■ **Aim**:
Reproduce every line of the listing as written, apart from the pictures.
--- Start of Records shown ---
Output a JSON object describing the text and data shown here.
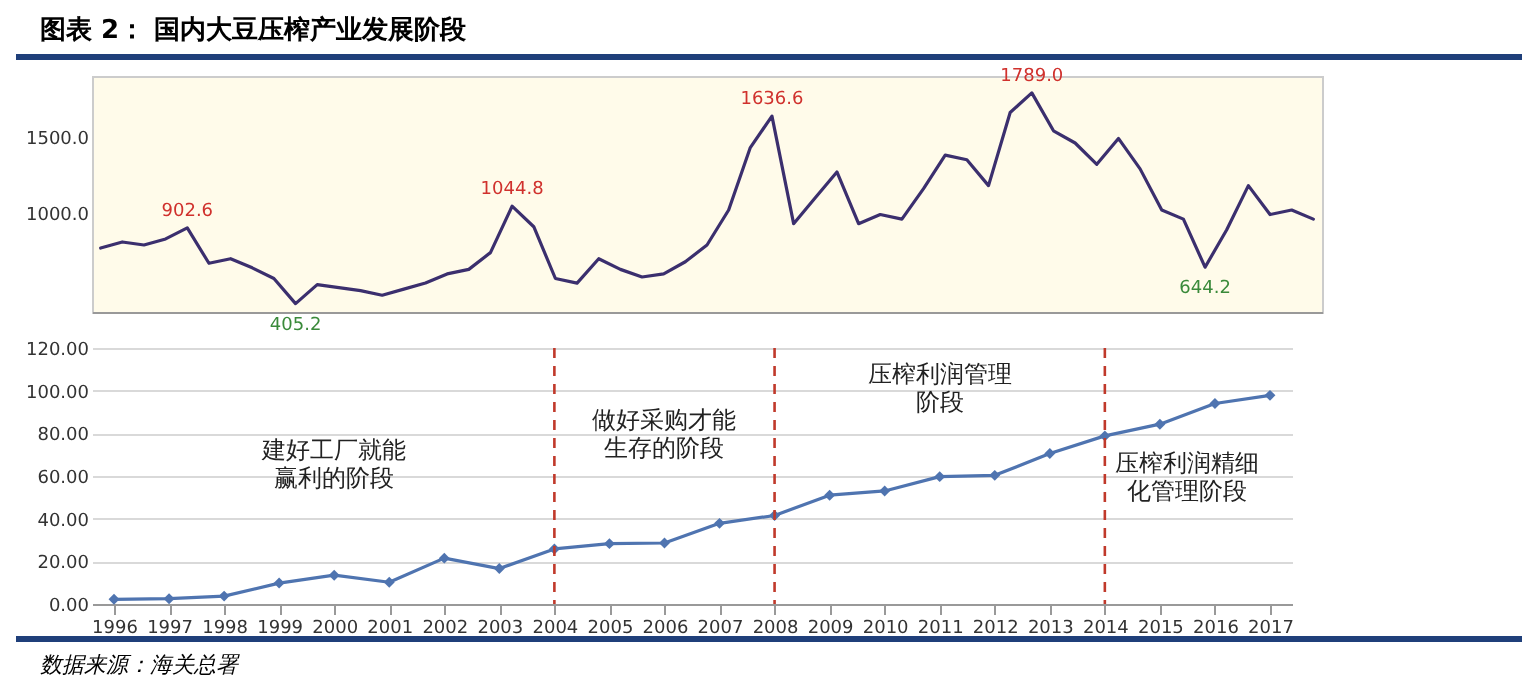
{
  "chart_data": [
    {
      "type": "line",
      "title": "图表 2：  国内大豆压榨产业发展阶段",
      "categories": [
        null,
        null,
        null,
        null,
        null,
        null,
        null,
        null,
        null,
        null,
        null,
        null,
        null,
        null,
        null,
        null,
        null,
        null,
        null,
        null,
        null,
        null,
        null,
        null,
        null,
        null,
        null,
        null,
        null,
        null,
        null,
        null,
        null,
        null,
        null,
        null,
        null,
        null,
        null,
        null,
        null,
        null,
        null,
        null,
        null,
        null,
        null,
        null,
        null,
        null,
        null,
        null,
        null,
        null,
        null,
        null,
        null
      ],
      "series": [
        {
          "color": "#3b2f6e",
          "values": [
            770,
            810,
            790,
            830,
            902.6,
            670,
            700,
            640,
            570,
            405.2,
            530,
            510,
            490,
            460,
            500,
            540,
            600,
            630,
            740,
            1044.8,
            910,
            570,
            540,
            700,
            630,
            580,
            600,
            680,
            790,
            1020,
            1430,
            1636.6,
            930,
            1100,
            1270,
            930,
            990,
            960,
            1160,
            1380,
            1350,
            1180,
            1660,
            1789.0,
            1540,
            1460,
            1320,
            1490,
            1290,
            1020,
            960,
            644.2,
            890,
            1180,
            990,
            1020,
            960
          ]
        }
      ],
      "ylim": [
        350,
        1900
      ],
      "yticks": [
        {
          "value": 1000,
          "label": "1000.0"
        },
        {
          "value": 1500,
          "label": "1500.0"
        }
      ],
      "tick_labels": "y",
      "annotations": [
        {
          "text": "902.6",
          "y": 902.6
        },
        {
          "text": "405.2",
          "y": 405.2
        },
        {
          "text": "1044.8",
          "y": 1044.8
        },
        {
          "text": "1636.6",
          "y": 1636.6
        },
        {
          "text": "1789.0",
          "y": 1789.0
        },
        {
          "text": "644.2",
          "y": 644.2
        }
      ]
    },
    {
      "type": "line",
      "categories": [
        "1996",
        "1997",
        "1998",
        "1999",
        "2000",
        "2001",
        "2002",
        "2003",
        "2004",
        "2005",
        "2006",
        "2007",
        "2008",
        "2009",
        "2010",
        "2011",
        "2012",
        "2013",
        "2014",
        "2015",
        "2016",
        "2017"
      ],
      "series": [
        {
          "color": "#4f74b0",
          "values": [
            2.2,
            2.5,
            3.7,
            9.8,
            13.5,
            10.2,
            21.5,
            16.6,
            25.8,
            28.3,
            28.6,
            37.8,
            41.5,
            51,
            53,
            59.7,
            60.3,
            70.5,
            78.8,
            84.3,
            94,
            97.8
          ]
        }
      ],
      "marker": "diamond",
      "ylim": [
        0,
        120
      ],
      "yticks": [
        {
          "value": 0,
          "label": "0.00"
        },
        {
          "value": 20,
          "label": "20.00"
        },
        {
          "value": 40,
          "label": "40.00"
        },
        {
          "value": 60,
          "label": "60.00"
        },
        {
          "value": 80,
          "label": "80.00"
        },
        {
          "value": 100,
          "label": "100.00"
        },
        {
          "value": 120,
          "label": "120.00"
        }
      ],
      "grid": "y",
      "ref_lines": [
        {
          "axis": "x",
          "value": "2004",
          "color": "#c0392b",
          "line_style": "dashed"
        },
        {
          "axis": "x",
          "value": "2008",
          "color": "#c0392b",
          "line_style": "dashed"
        },
        {
          "axis": "x",
          "value": "2014",
          "color": "#c0392b",
          "line_style": "dashed"
        }
      ],
      "annotations": [
        "建好工厂就能赢利的阶段",
        "做好采购才能生存的阶段",
        "压榨利润管理阶段",
        "压榨利润精细化管理阶段",
        "数据来源：海关总署"
      ]
    }
  ]
}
--- End of Records shown ---
■ **Result for this task**:
Output a JSON object describing the text and data shown here.
{
  "chart_data": [
    {
      "type": "line",
      "title": "图表 2：  国内大豆压榨产业发展阶段",
      "categories": [
        null,
        null,
        null,
        null,
        null,
        null,
        null,
        null,
        null,
        null,
        null,
        null,
        null,
        null,
        null,
        null,
        null,
        null,
        null,
        null,
        null,
        null,
        null,
        null,
        null,
        null,
        null,
        null,
        null,
        null,
        null,
        null,
        null,
        null,
        null,
        null,
        null,
        null,
        null,
        null,
        null,
        null,
        null,
        null,
        null,
        null,
        null,
        null,
        null,
        null,
        null,
        null,
        null,
        null,
        null,
        null,
        null
      ],
      "series": [
        {
          "color": "#3b2f6e",
          "values": [
            770,
            810,
            790,
            830,
            902.6,
            670,
            700,
            640,
            570,
            405.2,
            530,
            510,
            490,
            460,
            500,
            540,
            600,
            630,
            740,
            1044.8,
            910,
            570,
            540,
            700,
            630,
            580,
            600,
            680,
            790,
            1020,
            1430,
            1636.6,
            930,
            1100,
            1270,
            930,
            990,
            960,
            1160,
            1380,
            1350,
            1180,
            1660,
            1789.0,
            1540,
            1460,
            1320,
            1490,
            1290,
            1020,
            960,
            644.2,
            890,
            1180,
            990,
            1020,
            960
          ]
        }
      ],
      "ylim": [
        350,
        1900
      ],
      "yticks": [
        {
          "value": 1000,
          "label": "1000.0"
        },
        {
          "value": 1500,
          "label": "1500.0"
        }
      ],
      "tick_labels": "y",
      "annotations": [
        {
          "text": "902.6",
          "y": 902.6
        },
        {
          "text": "405.2",
          "y": 405.2
        },
        {
          "text": "1044.8",
          "y": 1044.8
        },
        {
          "text": "1636.6",
          "y": 1636.6
        },
        {
          "text": "1789.0",
          "y": 1789.0
        },
        {
          "text": "644.2",
          "y": 644.2
        }
      ]
    },
    {
      "type": "line",
      "categories": [
        "1996",
        "1997",
        "1998",
        "1999",
        "2000",
        "2001",
        "2002",
        "2003",
        "2004",
        "2005",
        "2006",
        "2007",
        "2008",
        "2009",
        "2010",
        "2011",
        "2012",
        "2013",
        "2014",
        "2015",
        "2016",
        "2017"
      ],
      "series": [
        {
          "color": "#4f74b0",
          "values": [
            2.2,
            2.5,
            3.7,
            9.8,
            13.5,
            10.2,
            21.5,
            16.6,
            25.8,
            28.3,
            28.6,
            37.8,
            41.5,
            51,
            53,
            59.7,
            60.3,
            70.5,
            78.8,
            84.3,
            94,
            97.8
          ]
        }
      ],
      "marker": "diamond",
      "ylim": [
        0,
        120
      ],
      "yticks": [
        {
          "value": 0,
          "label": "0.00"
        },
        {
          "value": 20,
          "label": "20.00"
        },
        {
          "value": 40,
          "label": "40.00"
        },
        {
          "value": 60,
          "label": "60.00"
        },
        {
          "value": 80,
          "label": "80.00"
        },
        {
          "value": 100,
          "label": "100.00"
        },
        {
          "value": 120,
          "label": "120.00"
        }
      ],
      "grid": "y",
      "ref_lines": [
        {
          "axis": "x",
          "value": "2004",
          "color": "#c0392b",
          "line_style": "dashed"
        },
        {
          "axis": "x",
          "value": "2008",
          "color": "#c0392b",
          "line_style": "dashed"
        },
        {
          "axis": "x",
          "value": "2014",
          "color": "#c0392b",
          "line_style": "dashed"
        }
      ],
      "annotations": [
        "建好工厂就能赢利的阶段",
        "做好采购才能生存的阶段",
        "压榨利润管理阶段",
        "压榨利润精细化管理阶段",
        "数据来源：海关总署"
      ]
    }
  ]
}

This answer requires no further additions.